* _PROBLEM DETAILS_:
Report only how many lines of the entries below contain the string "events".

(Items listed in a dataset)
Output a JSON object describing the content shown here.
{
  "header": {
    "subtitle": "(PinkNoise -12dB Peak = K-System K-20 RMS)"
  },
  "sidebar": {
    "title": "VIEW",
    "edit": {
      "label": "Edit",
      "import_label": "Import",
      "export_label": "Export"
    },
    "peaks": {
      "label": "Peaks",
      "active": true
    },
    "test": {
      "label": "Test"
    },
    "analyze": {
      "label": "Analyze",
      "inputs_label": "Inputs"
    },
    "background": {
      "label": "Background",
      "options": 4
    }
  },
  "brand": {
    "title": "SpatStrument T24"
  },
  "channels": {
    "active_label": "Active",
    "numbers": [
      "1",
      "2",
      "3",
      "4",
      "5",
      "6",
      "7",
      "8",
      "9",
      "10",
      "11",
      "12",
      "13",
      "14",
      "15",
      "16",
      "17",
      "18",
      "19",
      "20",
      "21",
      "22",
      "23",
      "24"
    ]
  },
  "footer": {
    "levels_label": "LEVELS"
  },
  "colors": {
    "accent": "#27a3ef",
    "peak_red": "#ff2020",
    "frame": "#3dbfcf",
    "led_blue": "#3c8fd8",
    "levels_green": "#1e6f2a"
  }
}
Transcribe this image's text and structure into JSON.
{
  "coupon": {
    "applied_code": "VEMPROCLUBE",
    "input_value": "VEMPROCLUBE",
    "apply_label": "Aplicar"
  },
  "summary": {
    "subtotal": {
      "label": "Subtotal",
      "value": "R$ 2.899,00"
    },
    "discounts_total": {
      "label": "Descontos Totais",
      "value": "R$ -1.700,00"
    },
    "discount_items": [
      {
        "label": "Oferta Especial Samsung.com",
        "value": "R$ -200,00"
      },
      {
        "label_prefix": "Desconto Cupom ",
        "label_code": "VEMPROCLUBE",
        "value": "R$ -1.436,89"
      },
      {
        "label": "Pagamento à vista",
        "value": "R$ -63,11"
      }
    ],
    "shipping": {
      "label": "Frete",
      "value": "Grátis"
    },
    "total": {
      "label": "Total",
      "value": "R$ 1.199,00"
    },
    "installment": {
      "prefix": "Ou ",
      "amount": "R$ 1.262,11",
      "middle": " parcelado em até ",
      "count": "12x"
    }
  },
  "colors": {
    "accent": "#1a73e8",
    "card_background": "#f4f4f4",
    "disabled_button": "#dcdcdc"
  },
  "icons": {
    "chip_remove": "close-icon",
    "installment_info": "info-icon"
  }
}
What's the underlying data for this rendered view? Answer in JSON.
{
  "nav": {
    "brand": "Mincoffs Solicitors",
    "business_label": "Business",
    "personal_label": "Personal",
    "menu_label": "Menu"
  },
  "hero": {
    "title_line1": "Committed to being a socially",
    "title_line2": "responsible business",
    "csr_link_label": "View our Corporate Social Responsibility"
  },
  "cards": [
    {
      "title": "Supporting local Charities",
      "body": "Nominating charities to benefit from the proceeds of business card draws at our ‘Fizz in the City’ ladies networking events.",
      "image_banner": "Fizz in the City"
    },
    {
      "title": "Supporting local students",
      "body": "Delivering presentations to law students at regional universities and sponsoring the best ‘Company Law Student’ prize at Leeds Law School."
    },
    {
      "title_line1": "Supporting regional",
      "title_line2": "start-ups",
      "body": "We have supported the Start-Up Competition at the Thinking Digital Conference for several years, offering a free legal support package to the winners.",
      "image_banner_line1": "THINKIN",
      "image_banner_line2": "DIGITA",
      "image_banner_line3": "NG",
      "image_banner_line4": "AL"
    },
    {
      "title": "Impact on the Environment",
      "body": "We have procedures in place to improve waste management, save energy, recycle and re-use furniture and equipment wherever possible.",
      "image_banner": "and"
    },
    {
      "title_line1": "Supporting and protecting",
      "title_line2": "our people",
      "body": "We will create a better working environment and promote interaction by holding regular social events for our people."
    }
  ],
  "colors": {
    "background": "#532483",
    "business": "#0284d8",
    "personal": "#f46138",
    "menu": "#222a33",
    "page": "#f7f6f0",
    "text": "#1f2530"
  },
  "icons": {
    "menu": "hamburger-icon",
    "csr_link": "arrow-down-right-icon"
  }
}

* _TASK SOLUTION_:
2